» **Work to complete**
Extract the full set of records that follows, word for word.

» **Supplied material**
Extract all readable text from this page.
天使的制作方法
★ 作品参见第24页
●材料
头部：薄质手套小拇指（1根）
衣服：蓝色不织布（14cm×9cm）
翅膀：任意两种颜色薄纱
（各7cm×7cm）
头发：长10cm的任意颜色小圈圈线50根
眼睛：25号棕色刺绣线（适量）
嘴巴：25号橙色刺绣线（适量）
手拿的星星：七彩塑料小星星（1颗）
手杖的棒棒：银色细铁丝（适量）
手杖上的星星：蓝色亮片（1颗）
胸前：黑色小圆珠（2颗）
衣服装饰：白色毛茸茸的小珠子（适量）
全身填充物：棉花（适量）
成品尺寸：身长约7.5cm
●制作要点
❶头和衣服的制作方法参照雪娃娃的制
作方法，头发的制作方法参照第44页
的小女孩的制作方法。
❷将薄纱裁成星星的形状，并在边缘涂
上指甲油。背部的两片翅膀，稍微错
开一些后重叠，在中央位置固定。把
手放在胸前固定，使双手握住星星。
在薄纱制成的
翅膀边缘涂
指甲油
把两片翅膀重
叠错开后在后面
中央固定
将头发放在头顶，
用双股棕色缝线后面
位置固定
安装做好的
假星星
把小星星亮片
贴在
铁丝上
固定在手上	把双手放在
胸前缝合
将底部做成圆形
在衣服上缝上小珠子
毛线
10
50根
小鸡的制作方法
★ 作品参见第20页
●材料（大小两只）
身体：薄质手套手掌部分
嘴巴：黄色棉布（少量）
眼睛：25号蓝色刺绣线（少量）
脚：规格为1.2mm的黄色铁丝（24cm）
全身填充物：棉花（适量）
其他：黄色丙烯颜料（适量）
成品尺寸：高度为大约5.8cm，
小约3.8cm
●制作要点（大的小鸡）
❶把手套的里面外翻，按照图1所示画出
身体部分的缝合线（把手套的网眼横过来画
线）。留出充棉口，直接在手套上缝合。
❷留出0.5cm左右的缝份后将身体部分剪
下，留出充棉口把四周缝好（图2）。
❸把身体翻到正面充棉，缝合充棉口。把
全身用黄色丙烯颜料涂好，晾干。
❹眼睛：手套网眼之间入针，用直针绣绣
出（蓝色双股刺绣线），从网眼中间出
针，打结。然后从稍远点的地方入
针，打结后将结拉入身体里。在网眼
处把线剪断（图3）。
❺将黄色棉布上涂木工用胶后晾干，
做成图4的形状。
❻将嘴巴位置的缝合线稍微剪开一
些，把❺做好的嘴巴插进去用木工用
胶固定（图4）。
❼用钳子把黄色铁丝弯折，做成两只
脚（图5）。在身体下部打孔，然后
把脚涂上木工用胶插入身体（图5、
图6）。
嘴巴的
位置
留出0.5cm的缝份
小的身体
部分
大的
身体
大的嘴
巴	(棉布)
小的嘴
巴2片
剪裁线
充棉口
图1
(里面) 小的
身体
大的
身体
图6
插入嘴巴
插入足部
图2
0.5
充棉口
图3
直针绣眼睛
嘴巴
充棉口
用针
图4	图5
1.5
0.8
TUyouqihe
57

» **Task solution**
Extract all readable text from this page.
天使的制作方法
★ 作品参见第24页
●材料
头部：薄质手套小拇指（1根）
衣服：蓝色不织布（14cm×9cm）
翅膀：任意两种颜色薄纱
（各7cm×7cm）
头发：长10cm的任意颜色小圈圈线50根
眼睛：25号棕色刺绣线（适量）
嘴巴：25号橙色刺绣线（适量）
手拿的星星：七彩塑料小星星（1颗）
手杖的棒棒：银色细铁丝（适量）
手杖上的星星：蓝色亮片（1颗）
胸前：黑色小圆珠（2颗）
衣服装饰：白色毛茸茸的小珠子（适量）
全身填充物：棉花（适量）
成品尺寸：身长约7.5cm
●制作要点
❶头和衣服的制作方法参照雪娃娃的制
作方法，头发的制作方法参照第44页
的小女孩的制作方法。
❷将薄纱裁成星星的形状，并在边缘涂
上指甲油。背部的两片翅膀，稍微错
开一些后重叠，在中央位置固定。把
手放在胸前固定，使双手握住星星。
在薄纱制成的
翅膀边缘涂
指甲油
把两片翅膀重
叠错开后在后面
中央固定
将头发放在头顶，
用双股棕色缝线后面
位置固定
安装做好的
假星星
把小星星亮片
贴在
铁丝上
固定在手上	把双手放在
胸前缝合
将底部做成圆形
在衣服上缝上小珠子
毛线
10
50根
小鸡的制作方法
★ 作品参见第20页
●材料（大小两只）
身体：薄质手套手掌部分
嘴巴：黄色棉布（少量）
眼睛：25号蓝色刺绣线（少量）
脚：规格为1.2mm的黄色铁丝（24cm）
全身填充物：棉花（适量）
其他：黄色丙烯颜料（适量）
成品尺寸：高度为大约5.8cm，
小约3.8cm
●制作要点（大的小鸡）
❶把手套的里面外翻，按照图1所示画出
身体部分的缝合线（把手套的网眼横过来画
线）。留出充棉口，直接在手套上缝合。
❷留出0.5cm左右的缝份后将身体部分剪
下，留出充棉口把四周缝好（图2）。
❸把身体翻到正面充棉，缝合充棉口。把
全身用黄色丙烯颜料涂好，晾干。
❹眼睛：手套网眼之间入针，用直针绣绣
出（蓝色双股刺绣线），从网眼中间出
针，打结。然后从稍远点的地方入
针，打结后将结拉入身体里。在网眼
处把线剪断（图3）。
❺将黄色棉布上涂木工用胶后晾干，
做成图4的形状。
❻将嘴巴位置的缝合线稍微剪开一
些，把❺做好的嘴巴插进去用木工用
胶固定（图4）。
❼用钳子把黄色铁丝弯折，做成两只
脚（图5）。在身体下部打孔，然后
把脚涂上木工用胶插入身体（图5、
图6）。
嘴巴的
位置
留出0.5cm的缝份
小的身体
部分
大的
身体
大的嘴
巴	(棉布)
小的嘴
巴2片
剪裁线
充棉口
图1
(里面) 小的
身体
大的
身体
图6
插入嘴巴
插入足部
图2
0.5
充棉口
图3
直针绣眼睛
嘴巴
充棉口
用针
图4	图5
1.5
0.8
TUyouqihe
57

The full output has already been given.